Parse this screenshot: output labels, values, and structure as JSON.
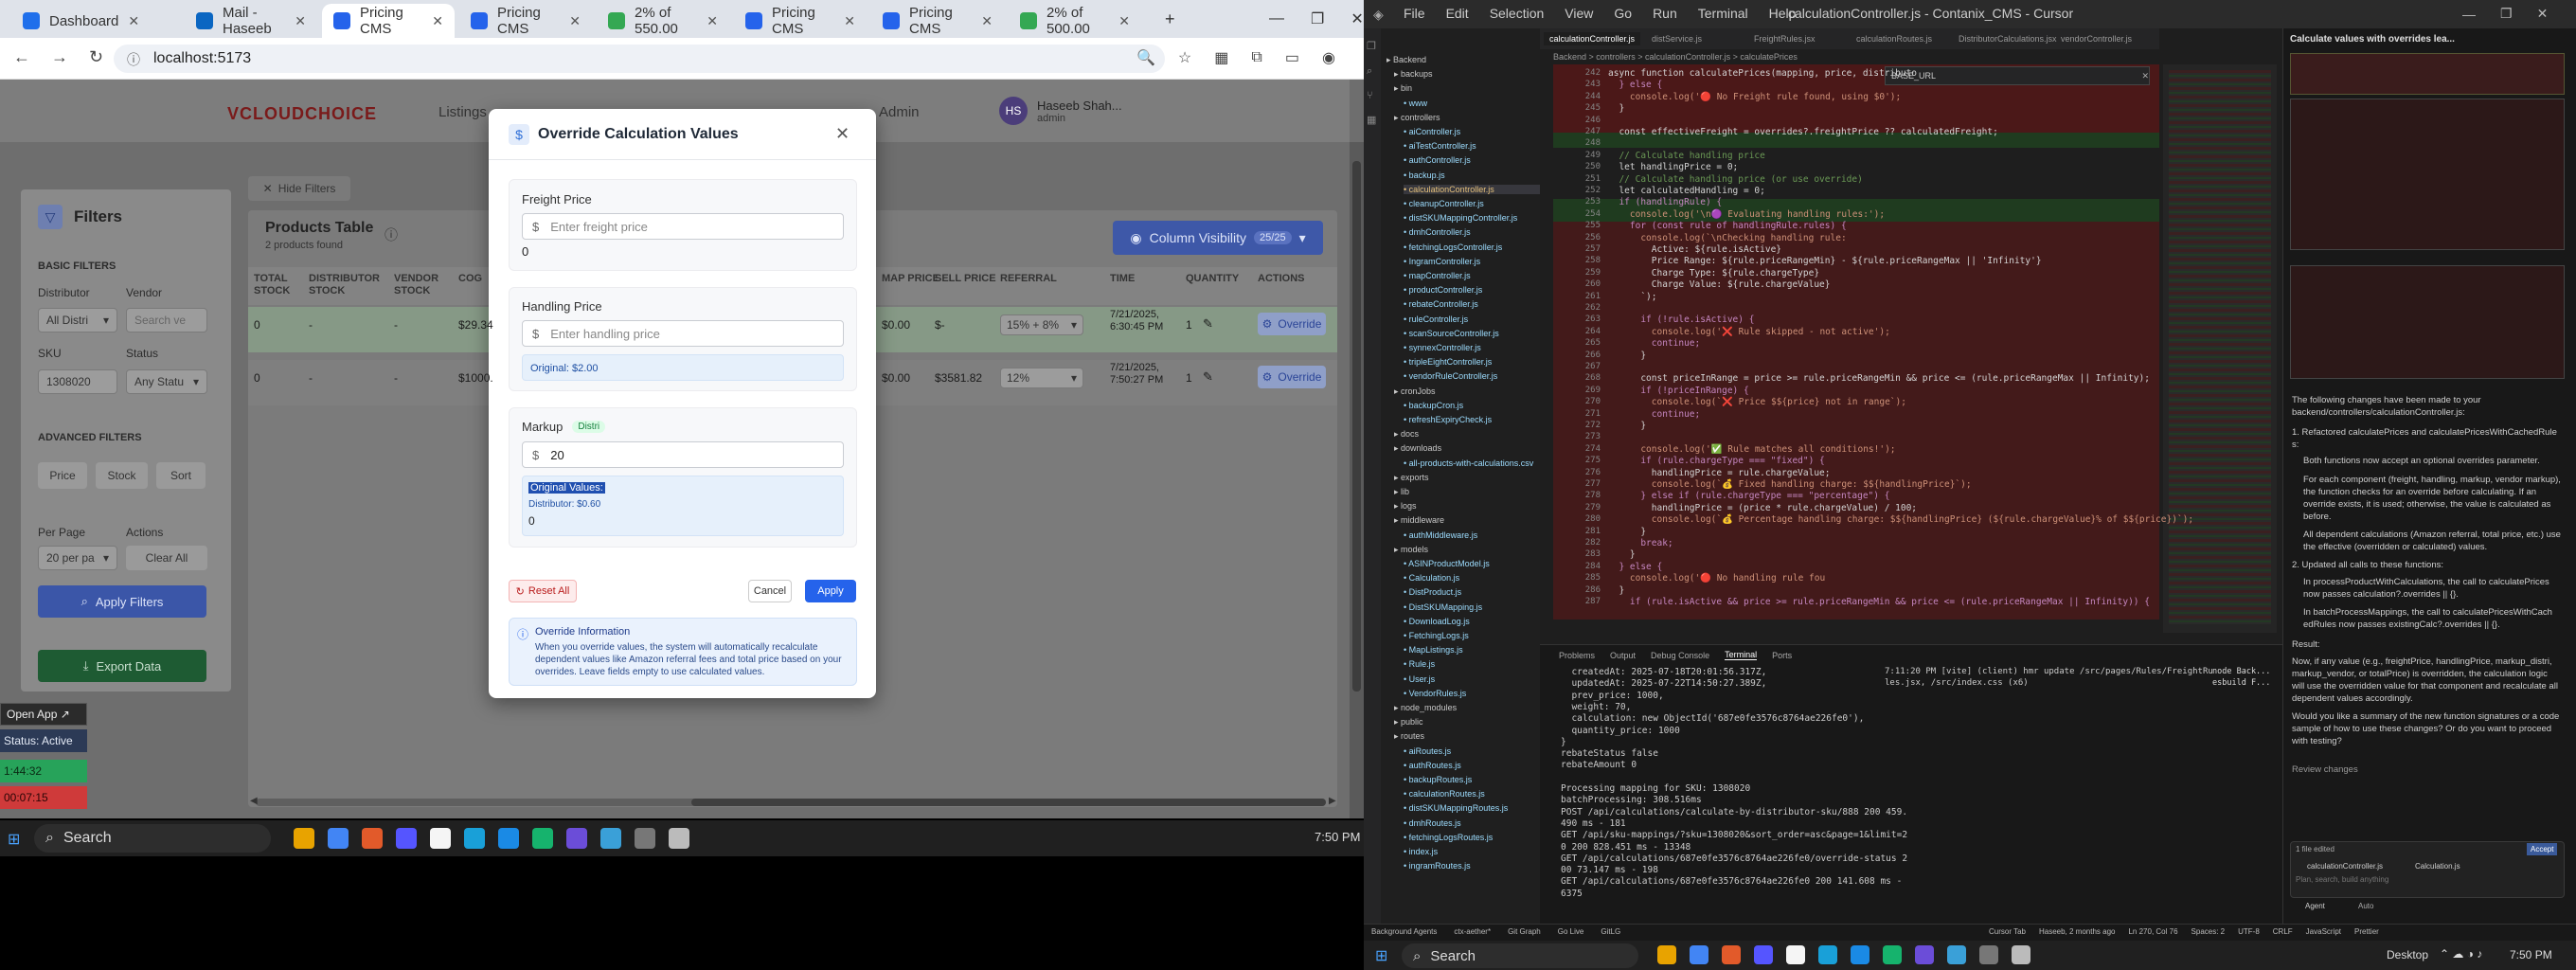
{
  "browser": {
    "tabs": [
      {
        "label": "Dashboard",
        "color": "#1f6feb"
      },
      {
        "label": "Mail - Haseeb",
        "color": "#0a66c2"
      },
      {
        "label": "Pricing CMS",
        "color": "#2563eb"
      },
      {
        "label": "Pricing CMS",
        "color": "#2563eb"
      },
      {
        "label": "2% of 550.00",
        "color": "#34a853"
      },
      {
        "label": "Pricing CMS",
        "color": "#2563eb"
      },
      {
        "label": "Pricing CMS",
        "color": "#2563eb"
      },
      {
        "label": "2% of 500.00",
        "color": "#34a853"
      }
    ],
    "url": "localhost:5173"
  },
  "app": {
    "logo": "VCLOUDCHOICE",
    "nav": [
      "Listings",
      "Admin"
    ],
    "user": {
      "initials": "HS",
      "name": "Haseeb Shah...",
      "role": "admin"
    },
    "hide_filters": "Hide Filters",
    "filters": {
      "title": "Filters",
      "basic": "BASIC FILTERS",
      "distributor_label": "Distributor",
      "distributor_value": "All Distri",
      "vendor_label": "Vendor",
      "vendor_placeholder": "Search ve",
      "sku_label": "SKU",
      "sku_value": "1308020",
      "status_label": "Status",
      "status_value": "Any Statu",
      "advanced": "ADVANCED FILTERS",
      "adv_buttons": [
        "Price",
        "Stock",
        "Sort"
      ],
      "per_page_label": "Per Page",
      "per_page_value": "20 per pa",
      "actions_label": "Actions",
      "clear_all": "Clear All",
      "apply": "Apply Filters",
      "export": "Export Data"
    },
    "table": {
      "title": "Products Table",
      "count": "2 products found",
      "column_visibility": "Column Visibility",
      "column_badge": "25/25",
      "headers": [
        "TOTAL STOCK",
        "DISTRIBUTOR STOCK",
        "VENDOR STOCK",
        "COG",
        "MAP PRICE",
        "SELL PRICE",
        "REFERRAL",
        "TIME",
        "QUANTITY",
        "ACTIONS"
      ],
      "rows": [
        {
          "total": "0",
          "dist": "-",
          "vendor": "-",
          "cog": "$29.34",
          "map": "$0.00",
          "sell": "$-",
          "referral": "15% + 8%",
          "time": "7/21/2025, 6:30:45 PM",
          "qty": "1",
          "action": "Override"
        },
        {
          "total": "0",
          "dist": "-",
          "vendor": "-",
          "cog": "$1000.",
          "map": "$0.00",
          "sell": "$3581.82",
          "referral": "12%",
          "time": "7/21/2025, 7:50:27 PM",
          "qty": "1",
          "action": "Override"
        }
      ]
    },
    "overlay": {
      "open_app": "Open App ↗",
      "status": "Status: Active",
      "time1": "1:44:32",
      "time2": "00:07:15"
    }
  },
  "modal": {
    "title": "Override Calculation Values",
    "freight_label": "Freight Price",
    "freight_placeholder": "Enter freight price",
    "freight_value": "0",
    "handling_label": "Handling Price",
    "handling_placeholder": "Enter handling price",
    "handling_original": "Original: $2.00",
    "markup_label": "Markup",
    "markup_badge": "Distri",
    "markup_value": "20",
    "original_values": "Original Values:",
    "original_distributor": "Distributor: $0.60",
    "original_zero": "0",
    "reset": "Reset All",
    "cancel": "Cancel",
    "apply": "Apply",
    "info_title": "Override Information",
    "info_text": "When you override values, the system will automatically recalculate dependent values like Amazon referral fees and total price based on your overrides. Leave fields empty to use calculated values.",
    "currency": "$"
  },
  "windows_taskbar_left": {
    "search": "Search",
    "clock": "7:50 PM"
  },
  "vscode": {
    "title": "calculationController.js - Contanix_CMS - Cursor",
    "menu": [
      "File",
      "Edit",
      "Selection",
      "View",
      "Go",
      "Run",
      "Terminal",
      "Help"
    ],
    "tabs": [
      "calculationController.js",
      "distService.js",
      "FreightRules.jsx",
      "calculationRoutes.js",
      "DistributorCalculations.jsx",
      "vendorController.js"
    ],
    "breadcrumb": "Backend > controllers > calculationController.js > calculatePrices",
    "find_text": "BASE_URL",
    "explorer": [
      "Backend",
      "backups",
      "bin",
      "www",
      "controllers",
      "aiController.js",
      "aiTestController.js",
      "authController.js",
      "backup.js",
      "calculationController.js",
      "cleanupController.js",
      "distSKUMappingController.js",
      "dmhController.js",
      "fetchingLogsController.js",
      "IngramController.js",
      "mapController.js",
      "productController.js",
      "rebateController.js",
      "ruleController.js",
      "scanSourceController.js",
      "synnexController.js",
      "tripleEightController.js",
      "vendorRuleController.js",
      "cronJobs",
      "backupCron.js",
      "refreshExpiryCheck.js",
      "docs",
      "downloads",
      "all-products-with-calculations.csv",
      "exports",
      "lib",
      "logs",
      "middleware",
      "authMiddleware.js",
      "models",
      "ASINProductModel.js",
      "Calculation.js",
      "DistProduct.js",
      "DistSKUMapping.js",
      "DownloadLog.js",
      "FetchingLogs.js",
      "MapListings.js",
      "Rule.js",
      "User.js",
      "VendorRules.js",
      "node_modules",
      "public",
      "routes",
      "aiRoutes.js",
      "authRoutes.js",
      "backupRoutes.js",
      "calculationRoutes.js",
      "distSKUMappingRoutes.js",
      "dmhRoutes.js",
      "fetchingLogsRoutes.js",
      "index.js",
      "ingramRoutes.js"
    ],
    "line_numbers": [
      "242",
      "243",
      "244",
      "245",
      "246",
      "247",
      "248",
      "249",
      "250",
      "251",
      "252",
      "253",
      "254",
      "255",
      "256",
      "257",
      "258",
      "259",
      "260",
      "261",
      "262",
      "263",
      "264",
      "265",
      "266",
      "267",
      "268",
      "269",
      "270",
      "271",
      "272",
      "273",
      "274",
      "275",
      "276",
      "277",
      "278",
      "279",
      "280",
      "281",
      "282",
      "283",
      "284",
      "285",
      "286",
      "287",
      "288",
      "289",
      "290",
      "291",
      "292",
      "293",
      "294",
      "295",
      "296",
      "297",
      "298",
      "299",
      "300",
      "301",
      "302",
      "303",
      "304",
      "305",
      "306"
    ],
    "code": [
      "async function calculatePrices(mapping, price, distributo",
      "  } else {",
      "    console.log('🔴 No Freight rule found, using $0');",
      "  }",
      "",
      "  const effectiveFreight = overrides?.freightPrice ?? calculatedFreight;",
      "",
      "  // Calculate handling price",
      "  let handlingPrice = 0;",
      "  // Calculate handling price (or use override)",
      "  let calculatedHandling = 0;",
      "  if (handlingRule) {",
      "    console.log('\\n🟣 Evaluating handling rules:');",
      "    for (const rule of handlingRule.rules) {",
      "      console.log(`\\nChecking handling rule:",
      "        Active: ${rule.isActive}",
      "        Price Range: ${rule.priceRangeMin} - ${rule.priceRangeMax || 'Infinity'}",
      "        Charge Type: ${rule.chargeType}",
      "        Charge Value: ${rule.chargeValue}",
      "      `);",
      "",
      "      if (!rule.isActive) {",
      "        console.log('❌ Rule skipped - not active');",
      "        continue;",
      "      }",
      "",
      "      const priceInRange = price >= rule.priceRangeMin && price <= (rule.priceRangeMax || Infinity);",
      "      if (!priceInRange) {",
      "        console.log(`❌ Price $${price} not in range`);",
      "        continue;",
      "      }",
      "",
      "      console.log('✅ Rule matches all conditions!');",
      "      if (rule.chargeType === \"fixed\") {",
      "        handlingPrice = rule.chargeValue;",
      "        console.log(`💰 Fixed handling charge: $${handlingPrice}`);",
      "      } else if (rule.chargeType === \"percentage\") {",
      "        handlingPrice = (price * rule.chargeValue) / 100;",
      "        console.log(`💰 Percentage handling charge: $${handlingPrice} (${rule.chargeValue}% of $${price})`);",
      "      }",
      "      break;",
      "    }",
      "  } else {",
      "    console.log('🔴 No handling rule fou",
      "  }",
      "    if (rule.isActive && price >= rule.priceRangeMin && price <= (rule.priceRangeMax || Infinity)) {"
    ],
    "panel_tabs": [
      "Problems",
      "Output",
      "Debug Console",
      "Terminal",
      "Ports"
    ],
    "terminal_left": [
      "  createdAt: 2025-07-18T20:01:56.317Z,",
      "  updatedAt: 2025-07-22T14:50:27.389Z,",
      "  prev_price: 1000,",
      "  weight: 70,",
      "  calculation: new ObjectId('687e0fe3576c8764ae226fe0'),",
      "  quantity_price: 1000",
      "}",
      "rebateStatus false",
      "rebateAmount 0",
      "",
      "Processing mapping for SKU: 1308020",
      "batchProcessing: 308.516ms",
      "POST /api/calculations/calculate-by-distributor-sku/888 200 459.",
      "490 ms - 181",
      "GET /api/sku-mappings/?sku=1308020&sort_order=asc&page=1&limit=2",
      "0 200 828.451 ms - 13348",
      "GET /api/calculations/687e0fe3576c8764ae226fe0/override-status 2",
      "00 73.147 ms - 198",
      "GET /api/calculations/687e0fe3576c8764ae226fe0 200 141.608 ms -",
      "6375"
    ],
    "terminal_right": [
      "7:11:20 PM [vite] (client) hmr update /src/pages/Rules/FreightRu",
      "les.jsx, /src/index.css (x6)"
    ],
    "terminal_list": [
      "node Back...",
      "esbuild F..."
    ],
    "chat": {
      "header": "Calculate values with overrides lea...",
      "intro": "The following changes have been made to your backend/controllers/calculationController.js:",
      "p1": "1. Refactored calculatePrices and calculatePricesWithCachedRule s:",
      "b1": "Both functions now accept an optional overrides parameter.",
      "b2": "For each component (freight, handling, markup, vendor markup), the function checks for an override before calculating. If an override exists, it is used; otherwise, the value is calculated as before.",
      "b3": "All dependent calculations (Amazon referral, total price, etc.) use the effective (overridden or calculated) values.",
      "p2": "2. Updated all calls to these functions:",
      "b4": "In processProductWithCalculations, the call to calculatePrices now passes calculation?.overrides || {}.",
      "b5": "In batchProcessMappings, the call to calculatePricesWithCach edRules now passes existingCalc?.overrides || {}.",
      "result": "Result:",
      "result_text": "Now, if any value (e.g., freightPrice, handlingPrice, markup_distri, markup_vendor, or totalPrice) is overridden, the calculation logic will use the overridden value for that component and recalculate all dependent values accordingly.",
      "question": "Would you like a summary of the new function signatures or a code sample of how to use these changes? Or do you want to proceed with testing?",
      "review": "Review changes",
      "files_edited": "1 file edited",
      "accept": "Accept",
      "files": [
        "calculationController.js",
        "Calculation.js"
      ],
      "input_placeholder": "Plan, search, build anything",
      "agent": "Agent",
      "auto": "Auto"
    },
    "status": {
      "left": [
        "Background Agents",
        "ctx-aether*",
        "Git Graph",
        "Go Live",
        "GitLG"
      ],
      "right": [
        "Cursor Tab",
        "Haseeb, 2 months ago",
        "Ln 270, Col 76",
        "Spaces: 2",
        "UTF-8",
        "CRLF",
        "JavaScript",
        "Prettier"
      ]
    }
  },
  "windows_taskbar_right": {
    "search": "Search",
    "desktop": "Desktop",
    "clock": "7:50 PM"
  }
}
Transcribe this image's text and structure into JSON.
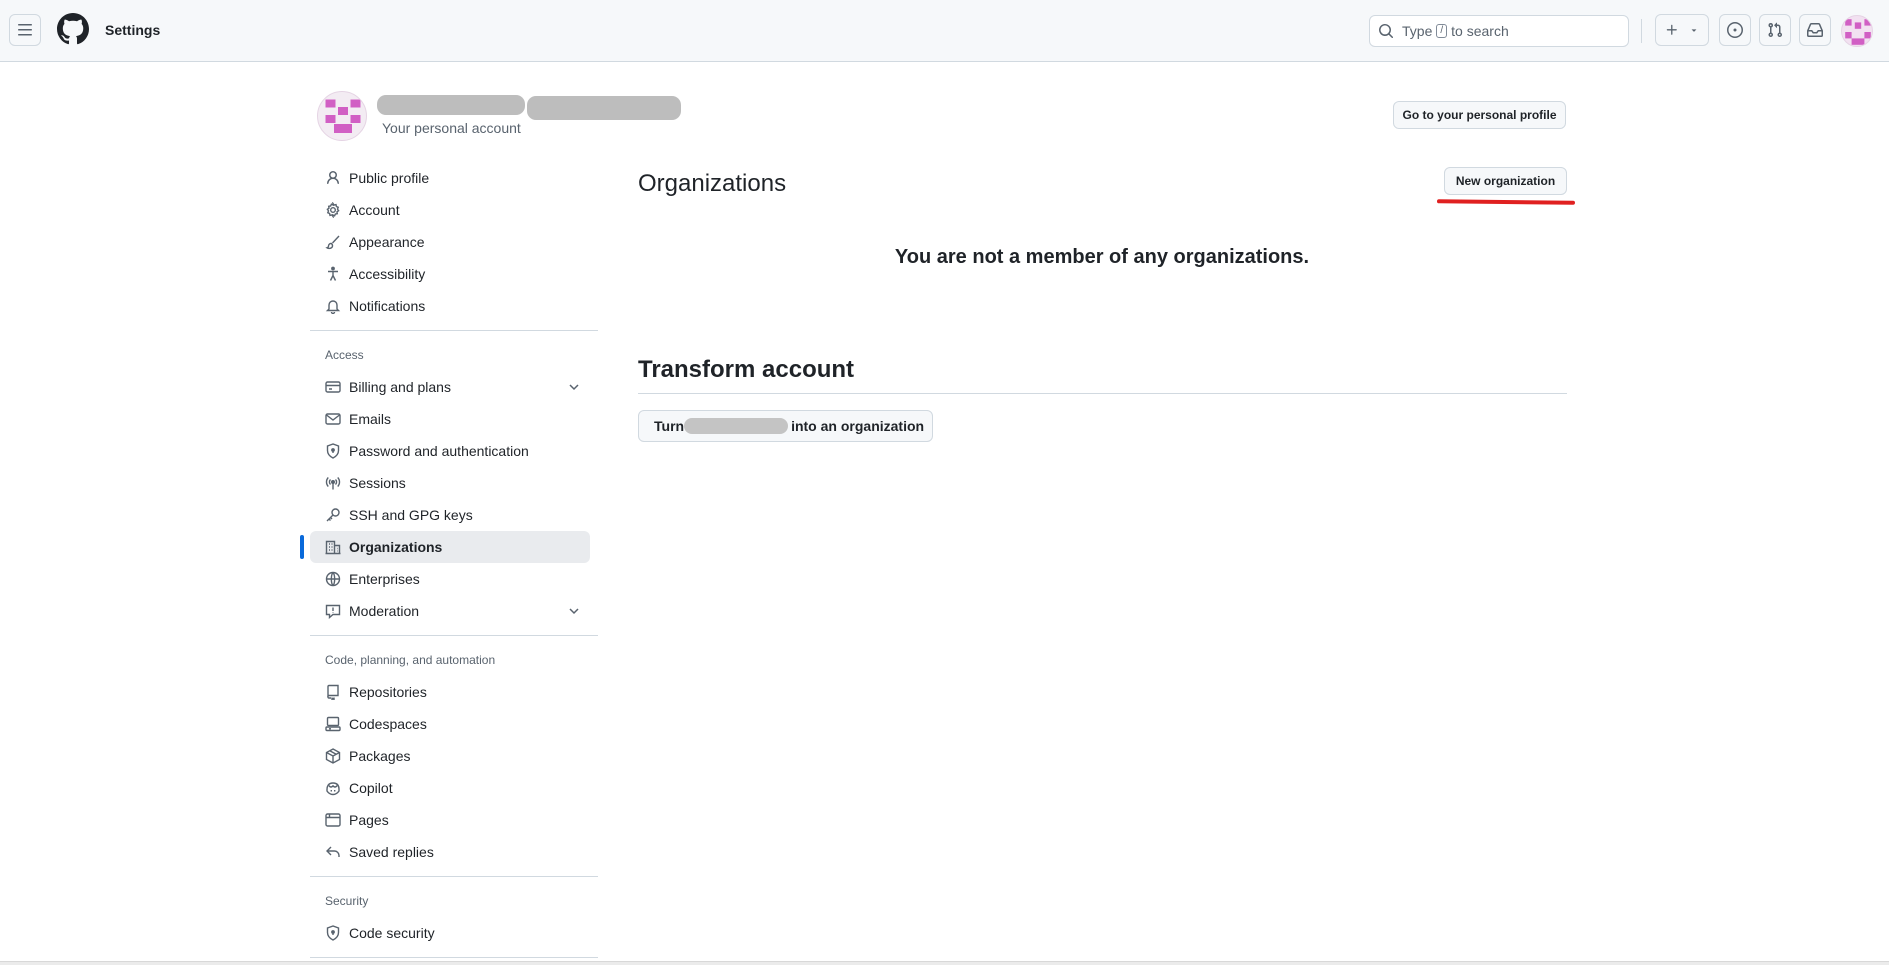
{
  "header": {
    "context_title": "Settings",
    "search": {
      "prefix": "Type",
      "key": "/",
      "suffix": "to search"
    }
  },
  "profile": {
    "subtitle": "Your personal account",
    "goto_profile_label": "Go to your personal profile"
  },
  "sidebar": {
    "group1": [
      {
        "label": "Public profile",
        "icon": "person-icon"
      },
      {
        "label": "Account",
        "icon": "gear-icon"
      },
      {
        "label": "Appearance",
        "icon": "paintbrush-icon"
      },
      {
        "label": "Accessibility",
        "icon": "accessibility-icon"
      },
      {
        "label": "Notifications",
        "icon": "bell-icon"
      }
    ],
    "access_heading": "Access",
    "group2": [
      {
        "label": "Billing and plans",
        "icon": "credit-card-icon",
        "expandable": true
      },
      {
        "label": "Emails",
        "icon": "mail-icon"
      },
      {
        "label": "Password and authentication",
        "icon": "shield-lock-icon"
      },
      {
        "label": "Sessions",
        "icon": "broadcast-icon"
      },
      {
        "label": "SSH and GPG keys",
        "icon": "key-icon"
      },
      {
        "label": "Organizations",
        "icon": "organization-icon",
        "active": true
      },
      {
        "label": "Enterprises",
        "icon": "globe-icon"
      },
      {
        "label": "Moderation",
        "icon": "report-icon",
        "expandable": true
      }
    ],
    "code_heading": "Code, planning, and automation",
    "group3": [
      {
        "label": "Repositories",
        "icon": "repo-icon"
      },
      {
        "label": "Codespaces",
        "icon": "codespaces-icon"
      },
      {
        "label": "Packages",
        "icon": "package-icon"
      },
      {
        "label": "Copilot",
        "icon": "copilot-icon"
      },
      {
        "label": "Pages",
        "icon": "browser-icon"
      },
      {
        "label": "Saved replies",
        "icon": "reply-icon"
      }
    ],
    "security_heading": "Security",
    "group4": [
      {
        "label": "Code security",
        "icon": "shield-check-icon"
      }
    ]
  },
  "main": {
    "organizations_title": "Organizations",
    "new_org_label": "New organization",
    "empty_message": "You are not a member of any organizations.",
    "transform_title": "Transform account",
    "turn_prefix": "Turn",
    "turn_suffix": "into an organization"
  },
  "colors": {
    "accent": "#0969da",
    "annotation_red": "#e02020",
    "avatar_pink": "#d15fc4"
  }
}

- [Exercise]
Copy out each line of the entries that holds "priceRangeMax".

- [Solution to this exercise]
      "        Price Range: ${rule.priceRangeMin} - ${rule.priceRangeMax || 'Infinity'}",
      "      const priceInRange = price >= rule.priceRangeMin && price <= (rule.priceRangeMax || Infinity);",
      "    if (rule.isActive && price >= rule.priceRangeMin && price <= (rule.priceRangeMax || Infinity)) {"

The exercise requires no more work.